(Excerpt)

Error tests (no VCR needed, error before API call):

  1. test_native_output_with_function_tools_unsupported - Gemini 2 + NativeOutput + function tool → UserError
  2. test_function_tools_with_builtin_tools_unsupported - Gemini 2 + function + builtin → UserError
  3. test_tool_output_with_builtin_tools_error - Gemini 3 + ToolOutput + builtin → UserError (correct - use NativeOutput)

Tests to remove from tests/models/test_google.py

These tests are superseded by the new file:

Test in test_google.py Line Replaced by
test_google_native_output_with_tools 2880 case 7
test_google_builtin_tools_with_other_tools 3279 cases 8, 9
test_google_native_output_with_builtin_tools_gemini_3 3315 cases 4, 5, 6

Note: test_google_native_output (line 2902) and test_google_native_output_multiple (line 2955) test NativeOutput WITHOUT tools - they could be moved too but are not replaced by our new tests. We can defer moving them to keep this PR focused.

(End Excerpt)
(Given entries)

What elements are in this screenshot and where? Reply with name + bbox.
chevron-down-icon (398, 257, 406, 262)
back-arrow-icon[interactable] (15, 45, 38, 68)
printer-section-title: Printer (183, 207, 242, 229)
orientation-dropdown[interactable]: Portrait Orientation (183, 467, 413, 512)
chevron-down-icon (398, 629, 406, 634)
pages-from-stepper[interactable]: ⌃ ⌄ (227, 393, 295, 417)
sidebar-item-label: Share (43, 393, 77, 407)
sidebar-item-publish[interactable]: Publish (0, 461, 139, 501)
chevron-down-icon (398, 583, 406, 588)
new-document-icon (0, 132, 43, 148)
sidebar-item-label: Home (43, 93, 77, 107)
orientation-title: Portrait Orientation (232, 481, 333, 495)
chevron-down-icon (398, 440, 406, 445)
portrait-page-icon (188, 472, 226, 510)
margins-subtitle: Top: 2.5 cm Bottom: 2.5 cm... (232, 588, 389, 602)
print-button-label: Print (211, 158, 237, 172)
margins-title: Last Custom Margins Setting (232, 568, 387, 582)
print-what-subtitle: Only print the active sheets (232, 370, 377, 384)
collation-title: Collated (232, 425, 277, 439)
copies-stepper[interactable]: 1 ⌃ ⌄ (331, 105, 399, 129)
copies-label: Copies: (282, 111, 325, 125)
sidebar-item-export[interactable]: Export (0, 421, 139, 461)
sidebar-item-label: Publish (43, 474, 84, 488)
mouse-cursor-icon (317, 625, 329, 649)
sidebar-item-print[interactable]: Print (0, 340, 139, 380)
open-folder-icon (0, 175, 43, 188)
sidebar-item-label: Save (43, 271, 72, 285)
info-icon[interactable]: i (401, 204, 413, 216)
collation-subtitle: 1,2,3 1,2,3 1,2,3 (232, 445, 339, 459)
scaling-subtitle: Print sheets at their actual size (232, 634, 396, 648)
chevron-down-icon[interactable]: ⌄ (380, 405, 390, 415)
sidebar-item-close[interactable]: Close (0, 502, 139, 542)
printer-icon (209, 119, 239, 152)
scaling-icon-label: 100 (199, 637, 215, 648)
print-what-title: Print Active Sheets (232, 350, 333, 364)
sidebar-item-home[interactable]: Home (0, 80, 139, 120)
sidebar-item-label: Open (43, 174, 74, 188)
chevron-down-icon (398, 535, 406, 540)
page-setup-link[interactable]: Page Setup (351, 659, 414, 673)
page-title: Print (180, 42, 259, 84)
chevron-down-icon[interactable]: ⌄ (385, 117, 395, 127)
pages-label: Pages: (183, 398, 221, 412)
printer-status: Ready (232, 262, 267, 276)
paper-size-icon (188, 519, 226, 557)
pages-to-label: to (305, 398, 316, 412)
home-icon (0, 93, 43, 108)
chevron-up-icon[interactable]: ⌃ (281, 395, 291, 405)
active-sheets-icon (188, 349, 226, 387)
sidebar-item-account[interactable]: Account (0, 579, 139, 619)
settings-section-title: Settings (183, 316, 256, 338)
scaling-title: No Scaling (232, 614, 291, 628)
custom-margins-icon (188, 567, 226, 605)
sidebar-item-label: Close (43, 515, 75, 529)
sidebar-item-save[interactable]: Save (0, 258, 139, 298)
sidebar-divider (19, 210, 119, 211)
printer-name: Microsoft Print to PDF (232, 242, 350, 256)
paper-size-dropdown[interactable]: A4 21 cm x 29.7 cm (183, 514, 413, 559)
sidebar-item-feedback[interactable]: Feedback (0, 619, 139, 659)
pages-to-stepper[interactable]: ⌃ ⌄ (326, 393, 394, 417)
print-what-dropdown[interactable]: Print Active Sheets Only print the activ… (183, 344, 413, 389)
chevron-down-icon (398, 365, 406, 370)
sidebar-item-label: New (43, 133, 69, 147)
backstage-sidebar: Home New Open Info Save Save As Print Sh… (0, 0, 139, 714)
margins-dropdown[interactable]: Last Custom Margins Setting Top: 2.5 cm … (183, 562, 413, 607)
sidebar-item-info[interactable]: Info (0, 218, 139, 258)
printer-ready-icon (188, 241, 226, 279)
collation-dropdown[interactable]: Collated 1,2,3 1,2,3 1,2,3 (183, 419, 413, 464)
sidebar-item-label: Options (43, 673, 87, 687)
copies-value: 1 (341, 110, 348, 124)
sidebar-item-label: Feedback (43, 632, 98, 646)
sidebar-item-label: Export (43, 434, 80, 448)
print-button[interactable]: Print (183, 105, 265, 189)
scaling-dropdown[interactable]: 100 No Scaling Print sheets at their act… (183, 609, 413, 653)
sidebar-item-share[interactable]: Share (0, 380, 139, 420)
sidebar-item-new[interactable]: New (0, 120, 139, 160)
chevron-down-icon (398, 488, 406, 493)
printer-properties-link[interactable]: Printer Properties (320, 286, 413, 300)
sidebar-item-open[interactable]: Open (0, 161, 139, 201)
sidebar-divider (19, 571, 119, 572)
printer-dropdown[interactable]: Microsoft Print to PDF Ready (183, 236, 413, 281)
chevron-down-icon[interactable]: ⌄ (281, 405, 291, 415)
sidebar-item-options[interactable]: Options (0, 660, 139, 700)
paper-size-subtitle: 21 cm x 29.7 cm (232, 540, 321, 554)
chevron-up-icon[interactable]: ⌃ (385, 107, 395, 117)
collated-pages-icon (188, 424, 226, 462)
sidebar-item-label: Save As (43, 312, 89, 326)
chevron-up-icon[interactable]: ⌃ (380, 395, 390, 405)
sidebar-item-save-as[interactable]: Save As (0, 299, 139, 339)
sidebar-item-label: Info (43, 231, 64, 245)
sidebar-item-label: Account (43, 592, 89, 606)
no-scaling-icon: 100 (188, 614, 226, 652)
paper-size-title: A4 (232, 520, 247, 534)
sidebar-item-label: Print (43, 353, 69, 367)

(End Given entries)

- Directions
Reproduce the full note on the Gemini tool tests, word for word.

- Solution to the exercise
Error tests (no VCR needed, error before API call):

  1. test_native_output_with_function_tools_unsupported - Gemini 2 + NativeOutput + function tool → UserError
  2. test_function_tools_with_builtin_tools_unsupported - Gemini 2 + function + builtin → UserError
  3. test_tool_output_with_builtin_tools_error - Gemini 3 + ToolOutput + builtin → UserError (correct - use NativeOutput)

Tests to remove from tests/models/test_google.py

These tests are superseded by the new file:

Test in test_google.py Line Replaced by
test_google_native_output_with_tools 2880 case 7
test_google_builtin_tools_with_other_tools 3279 cases 8, 9
test_google_native_output_with_builtin_tools_gemini_3 3315 cases 4, 5, 6

Note: test_google_native_output (line 2902) and test_google_native_output_multiple (line 2955) test NativeOutput WITHOUT tools - they could be moved too but are not replaced by our new tests. We can defer moving them to keep this PR focused.